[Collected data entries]
"""

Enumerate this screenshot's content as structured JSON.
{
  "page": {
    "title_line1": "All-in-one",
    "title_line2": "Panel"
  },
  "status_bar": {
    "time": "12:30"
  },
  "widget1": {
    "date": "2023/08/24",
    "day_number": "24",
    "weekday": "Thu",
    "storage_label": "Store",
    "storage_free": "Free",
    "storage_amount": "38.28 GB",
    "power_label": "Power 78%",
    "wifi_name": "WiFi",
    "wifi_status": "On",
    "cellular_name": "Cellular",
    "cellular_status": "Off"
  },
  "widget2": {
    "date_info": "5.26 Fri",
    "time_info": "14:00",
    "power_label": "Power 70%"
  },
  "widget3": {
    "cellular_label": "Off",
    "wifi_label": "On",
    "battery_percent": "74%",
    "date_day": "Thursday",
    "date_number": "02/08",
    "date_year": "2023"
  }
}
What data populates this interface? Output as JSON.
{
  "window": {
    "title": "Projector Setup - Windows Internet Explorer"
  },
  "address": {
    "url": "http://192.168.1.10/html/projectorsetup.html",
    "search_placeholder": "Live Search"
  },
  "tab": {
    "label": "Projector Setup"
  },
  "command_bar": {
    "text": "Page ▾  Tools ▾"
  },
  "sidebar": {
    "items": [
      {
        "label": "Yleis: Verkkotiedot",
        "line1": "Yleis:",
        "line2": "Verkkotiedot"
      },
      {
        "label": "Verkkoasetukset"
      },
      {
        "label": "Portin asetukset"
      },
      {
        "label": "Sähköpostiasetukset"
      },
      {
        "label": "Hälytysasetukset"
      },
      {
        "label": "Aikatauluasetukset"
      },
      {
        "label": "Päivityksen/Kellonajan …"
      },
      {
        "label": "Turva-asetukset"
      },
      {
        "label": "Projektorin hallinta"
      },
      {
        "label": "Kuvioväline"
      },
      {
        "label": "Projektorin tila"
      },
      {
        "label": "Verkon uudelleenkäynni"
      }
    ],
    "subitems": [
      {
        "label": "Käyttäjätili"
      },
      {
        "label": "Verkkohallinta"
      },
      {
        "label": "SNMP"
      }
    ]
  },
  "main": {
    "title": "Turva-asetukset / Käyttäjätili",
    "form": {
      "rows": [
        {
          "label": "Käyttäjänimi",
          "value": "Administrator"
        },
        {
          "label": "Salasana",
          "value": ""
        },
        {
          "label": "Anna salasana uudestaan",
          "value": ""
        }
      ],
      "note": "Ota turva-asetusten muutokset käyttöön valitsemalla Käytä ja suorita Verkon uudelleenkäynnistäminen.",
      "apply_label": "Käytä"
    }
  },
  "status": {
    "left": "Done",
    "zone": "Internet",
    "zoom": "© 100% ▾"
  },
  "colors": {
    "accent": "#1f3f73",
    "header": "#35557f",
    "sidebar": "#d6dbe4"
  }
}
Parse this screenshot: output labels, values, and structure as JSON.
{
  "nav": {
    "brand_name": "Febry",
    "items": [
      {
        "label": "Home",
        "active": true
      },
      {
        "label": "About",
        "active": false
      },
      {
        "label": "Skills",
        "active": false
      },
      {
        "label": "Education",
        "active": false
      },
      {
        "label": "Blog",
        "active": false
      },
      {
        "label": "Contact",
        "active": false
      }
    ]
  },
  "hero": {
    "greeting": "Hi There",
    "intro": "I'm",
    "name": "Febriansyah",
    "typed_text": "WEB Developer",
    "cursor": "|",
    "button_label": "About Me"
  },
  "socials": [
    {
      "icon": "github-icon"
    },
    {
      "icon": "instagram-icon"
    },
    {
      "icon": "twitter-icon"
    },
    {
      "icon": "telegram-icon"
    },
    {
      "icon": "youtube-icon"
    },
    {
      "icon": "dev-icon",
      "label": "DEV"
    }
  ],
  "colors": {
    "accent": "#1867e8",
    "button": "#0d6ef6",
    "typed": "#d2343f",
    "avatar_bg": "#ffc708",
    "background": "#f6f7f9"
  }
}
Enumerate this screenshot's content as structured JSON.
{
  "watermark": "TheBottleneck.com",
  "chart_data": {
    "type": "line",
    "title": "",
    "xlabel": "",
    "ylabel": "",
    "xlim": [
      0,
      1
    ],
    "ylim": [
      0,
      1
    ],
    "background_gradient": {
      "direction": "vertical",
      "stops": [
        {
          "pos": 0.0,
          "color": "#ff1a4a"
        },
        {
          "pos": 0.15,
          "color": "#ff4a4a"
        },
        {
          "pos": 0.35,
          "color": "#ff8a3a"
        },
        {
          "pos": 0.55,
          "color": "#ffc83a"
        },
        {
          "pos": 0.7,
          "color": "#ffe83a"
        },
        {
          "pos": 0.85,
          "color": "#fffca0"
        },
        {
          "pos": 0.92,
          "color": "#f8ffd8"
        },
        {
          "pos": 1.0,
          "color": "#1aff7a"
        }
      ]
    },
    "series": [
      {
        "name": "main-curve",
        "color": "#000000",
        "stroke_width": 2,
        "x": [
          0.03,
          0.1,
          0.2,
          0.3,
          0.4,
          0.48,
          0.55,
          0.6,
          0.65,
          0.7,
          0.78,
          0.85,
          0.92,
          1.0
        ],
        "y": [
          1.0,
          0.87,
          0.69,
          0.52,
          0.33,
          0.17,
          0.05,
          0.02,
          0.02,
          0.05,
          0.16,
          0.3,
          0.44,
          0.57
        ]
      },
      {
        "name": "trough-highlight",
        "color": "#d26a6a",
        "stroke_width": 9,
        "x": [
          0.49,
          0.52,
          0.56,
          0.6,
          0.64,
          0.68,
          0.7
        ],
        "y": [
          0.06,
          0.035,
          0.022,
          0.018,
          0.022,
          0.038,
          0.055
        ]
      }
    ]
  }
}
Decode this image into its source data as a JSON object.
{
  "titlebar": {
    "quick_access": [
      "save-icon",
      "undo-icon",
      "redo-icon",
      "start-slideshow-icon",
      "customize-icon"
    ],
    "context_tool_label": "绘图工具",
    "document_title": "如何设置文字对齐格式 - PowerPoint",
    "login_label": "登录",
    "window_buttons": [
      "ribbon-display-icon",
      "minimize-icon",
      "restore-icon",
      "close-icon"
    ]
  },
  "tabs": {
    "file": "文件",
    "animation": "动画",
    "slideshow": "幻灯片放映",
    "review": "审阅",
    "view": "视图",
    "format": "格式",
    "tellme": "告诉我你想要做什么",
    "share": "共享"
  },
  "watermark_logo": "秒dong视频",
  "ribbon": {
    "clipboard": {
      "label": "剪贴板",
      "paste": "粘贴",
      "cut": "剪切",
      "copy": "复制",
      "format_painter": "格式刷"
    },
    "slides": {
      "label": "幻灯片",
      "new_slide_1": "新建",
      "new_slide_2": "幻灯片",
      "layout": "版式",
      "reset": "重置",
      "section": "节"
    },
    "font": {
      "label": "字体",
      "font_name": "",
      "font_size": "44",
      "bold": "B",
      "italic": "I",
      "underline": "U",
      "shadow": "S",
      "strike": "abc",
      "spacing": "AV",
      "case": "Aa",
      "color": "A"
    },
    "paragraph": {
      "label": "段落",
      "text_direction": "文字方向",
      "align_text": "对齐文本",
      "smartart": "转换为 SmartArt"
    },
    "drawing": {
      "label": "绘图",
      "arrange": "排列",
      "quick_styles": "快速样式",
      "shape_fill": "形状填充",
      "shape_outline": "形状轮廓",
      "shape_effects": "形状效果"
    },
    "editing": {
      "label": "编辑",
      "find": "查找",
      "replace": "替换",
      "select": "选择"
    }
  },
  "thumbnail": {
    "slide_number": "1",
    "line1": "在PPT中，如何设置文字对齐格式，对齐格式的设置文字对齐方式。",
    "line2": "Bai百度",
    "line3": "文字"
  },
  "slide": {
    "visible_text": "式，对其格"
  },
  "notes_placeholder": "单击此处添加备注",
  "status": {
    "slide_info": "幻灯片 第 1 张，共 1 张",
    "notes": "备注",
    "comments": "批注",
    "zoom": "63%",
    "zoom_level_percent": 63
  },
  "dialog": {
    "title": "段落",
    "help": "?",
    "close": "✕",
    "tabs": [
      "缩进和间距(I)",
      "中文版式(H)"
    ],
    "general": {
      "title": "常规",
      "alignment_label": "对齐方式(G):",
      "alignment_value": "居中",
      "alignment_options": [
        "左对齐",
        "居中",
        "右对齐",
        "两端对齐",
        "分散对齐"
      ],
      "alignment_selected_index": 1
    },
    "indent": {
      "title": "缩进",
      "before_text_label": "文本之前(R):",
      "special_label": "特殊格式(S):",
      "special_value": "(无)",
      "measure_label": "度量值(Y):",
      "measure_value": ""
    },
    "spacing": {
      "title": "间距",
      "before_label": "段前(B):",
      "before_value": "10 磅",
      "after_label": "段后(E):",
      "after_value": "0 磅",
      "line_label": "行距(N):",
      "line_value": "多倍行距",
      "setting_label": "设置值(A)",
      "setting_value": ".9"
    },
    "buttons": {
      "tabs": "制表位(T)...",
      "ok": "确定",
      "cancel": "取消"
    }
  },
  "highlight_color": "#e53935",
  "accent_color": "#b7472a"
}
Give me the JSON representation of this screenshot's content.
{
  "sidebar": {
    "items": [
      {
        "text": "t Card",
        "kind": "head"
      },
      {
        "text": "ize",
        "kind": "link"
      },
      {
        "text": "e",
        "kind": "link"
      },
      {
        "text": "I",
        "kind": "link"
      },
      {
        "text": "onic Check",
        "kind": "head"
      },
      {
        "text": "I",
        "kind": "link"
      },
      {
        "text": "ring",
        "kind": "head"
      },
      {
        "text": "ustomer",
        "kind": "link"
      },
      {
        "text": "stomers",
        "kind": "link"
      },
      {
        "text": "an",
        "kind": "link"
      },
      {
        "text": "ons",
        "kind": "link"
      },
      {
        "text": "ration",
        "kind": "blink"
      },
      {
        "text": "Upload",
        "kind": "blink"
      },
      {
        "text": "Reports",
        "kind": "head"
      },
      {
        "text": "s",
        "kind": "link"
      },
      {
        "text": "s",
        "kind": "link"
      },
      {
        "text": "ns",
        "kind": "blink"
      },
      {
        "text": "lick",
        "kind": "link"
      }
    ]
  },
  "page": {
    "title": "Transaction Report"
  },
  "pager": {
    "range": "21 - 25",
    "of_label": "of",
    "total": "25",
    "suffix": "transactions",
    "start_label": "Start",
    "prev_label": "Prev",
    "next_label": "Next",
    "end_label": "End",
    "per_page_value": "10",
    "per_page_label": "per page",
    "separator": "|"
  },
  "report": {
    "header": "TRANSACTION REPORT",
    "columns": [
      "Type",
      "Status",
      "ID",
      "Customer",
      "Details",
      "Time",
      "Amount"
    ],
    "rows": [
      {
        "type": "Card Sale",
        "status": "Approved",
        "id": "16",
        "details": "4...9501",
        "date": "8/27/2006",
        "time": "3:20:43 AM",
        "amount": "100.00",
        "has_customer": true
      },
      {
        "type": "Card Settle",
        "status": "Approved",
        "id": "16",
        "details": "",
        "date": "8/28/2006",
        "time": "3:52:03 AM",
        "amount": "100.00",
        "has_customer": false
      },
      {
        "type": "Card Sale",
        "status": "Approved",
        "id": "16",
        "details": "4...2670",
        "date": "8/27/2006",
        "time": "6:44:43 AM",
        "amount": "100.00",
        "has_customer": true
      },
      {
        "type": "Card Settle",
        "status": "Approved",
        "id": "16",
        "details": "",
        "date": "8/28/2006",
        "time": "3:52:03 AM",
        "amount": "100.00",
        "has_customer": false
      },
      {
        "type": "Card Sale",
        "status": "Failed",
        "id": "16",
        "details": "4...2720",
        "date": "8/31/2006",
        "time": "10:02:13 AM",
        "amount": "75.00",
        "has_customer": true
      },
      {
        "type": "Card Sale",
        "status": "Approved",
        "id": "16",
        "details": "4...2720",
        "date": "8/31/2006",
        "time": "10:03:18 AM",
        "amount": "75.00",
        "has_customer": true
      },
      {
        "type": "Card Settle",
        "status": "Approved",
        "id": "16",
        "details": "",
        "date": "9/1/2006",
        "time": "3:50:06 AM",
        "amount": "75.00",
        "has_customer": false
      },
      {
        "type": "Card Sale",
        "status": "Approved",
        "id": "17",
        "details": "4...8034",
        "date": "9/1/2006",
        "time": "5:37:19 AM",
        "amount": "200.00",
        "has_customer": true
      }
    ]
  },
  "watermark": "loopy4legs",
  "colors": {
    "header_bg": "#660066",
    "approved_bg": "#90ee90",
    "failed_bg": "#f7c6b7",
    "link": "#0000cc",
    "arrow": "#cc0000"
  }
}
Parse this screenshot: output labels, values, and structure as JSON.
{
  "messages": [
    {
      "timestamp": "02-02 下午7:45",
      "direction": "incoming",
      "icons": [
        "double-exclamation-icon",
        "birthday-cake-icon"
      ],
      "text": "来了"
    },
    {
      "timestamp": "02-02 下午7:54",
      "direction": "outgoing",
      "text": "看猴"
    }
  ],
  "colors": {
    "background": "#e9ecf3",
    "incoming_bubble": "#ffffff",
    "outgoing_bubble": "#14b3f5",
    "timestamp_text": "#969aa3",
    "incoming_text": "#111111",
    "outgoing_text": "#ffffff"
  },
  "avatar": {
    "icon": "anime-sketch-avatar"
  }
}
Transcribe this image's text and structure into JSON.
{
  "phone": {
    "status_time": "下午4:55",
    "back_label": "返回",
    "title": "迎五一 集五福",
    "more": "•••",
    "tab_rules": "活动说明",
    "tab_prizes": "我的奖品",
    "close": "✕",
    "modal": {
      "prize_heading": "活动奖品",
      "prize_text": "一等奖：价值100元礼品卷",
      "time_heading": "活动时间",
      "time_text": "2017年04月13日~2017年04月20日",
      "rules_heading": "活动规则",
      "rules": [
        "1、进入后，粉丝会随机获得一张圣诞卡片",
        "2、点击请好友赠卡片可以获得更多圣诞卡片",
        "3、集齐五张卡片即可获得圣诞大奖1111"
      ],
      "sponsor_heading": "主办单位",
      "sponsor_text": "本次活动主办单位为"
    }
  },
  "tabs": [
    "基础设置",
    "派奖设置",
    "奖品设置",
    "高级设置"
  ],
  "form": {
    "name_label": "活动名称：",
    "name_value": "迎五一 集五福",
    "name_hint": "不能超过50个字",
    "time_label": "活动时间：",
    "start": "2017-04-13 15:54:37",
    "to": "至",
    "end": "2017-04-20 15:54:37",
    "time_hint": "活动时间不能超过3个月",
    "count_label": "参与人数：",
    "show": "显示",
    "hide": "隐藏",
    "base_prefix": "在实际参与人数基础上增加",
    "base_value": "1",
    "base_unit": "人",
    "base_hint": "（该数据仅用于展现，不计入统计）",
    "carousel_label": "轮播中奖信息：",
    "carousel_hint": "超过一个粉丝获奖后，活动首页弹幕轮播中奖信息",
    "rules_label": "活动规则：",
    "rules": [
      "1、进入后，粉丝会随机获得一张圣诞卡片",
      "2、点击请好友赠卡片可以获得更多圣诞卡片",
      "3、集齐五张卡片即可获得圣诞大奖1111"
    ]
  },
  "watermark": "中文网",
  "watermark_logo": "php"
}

"""

### Task prompt
Look through the records and gather each line with the word "image".

### Problem solution
Decode this image into its source data as a JSON object.
Transcribe this image's text and structure into JSON.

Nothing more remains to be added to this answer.